In the lines from the first one through the line containing "hide-zero-balance-checkbox[interactable]: [44, 194, 57, 207]", switch "interactable" to "clickable" and return those lines with nothing else changed.

Layout annotation records:
──────────────────────────────

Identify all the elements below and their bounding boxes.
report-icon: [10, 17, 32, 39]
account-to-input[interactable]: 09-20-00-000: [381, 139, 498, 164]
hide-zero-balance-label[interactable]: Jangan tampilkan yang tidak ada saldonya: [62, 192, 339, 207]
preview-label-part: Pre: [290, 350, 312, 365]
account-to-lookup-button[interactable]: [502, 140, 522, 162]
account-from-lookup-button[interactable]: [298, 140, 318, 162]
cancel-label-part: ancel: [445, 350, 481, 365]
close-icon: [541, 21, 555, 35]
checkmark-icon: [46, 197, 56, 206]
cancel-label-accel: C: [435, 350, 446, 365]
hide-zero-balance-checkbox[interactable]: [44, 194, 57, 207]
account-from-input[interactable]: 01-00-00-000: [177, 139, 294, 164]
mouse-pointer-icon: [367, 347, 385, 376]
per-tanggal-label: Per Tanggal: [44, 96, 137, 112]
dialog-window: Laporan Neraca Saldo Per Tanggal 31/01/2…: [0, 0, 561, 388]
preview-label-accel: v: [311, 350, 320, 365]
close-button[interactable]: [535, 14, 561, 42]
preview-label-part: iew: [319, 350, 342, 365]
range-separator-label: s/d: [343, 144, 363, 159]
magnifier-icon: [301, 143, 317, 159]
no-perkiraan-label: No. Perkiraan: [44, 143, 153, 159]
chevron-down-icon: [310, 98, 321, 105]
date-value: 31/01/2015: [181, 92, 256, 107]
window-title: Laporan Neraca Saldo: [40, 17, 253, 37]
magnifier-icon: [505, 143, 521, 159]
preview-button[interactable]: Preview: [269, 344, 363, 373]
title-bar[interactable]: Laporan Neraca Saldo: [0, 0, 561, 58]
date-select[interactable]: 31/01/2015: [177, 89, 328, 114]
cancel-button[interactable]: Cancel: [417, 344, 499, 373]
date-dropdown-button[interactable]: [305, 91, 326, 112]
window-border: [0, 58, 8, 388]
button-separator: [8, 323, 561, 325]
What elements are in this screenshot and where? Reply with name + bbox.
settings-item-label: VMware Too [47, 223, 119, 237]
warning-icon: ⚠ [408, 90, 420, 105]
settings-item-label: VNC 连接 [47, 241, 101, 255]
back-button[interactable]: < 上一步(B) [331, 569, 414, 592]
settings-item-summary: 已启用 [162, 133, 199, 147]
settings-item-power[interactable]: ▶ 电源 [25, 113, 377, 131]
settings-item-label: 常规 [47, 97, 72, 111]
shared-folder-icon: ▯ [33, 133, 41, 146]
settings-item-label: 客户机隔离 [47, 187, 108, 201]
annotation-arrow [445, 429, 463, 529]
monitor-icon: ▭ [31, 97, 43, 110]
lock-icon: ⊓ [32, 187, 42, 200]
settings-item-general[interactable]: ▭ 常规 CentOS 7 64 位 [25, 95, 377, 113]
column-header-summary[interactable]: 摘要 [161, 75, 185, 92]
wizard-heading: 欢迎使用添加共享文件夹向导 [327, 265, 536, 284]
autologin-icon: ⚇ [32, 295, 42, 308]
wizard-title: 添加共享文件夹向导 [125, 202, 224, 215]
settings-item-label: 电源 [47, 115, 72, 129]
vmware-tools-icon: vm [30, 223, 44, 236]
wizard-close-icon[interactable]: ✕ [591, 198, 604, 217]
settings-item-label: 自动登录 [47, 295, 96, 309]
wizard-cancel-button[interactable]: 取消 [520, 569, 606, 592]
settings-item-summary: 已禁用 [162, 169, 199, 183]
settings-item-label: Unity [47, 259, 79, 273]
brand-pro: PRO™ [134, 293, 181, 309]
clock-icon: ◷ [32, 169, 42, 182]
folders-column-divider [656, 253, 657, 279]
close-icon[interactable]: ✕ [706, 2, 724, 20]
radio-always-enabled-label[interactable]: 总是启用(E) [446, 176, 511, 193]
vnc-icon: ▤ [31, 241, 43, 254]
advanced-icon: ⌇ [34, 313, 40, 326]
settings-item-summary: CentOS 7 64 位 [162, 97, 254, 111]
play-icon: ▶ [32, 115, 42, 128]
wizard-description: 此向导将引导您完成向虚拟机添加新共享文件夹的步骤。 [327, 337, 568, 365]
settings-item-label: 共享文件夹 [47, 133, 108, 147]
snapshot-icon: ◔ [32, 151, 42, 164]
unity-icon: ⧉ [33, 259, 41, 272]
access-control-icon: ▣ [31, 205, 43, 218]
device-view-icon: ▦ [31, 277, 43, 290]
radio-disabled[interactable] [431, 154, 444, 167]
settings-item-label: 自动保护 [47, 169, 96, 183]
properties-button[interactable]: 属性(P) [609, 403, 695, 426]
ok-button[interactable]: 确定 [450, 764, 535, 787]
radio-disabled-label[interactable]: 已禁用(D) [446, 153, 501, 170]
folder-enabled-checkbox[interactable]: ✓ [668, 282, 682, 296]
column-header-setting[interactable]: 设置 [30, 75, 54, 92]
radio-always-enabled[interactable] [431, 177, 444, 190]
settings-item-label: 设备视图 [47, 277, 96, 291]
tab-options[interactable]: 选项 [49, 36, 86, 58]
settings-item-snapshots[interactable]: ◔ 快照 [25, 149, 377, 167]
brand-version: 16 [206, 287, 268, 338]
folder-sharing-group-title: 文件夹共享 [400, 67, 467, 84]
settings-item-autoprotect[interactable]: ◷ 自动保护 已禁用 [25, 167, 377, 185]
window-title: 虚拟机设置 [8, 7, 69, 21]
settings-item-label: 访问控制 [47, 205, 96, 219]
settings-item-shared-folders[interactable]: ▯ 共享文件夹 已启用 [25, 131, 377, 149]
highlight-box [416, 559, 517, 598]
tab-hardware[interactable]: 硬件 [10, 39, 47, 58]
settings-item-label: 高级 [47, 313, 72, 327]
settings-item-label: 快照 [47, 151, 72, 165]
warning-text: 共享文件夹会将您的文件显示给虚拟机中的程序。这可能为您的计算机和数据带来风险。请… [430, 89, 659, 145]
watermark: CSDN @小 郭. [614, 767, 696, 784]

──────────────────────────────

Task response |
Identify all the elements below and their bounding boxes.
report-icon: [10, 17, 32, 39]
account-to-input[clickable]: 09-20-00-000: [381, 139, 498, 164]
hide-zero-balance-label[clickable]: Jangan tampilkan yang tidak ada saldonya: [62, 192, 339, 207]
preview-label-part: Pre: [290, 350, 312, 365]
account-to-lookup-button[clickable]: [502, 140, 522, 162]
account-from-lookup-button[clickable]: [298, 140, 318, 162]
cancel-label-part: ancel: [445, 350, 481, 365]
close-icon: [541, 21, 555, 35]
checkmark-icon: [46, 197, 56, 206]
cancel-label-accel: C: [435, 350, 446, 365]
hide-zero-balance-checkbox[clickable]: [44, 194, 57, 207]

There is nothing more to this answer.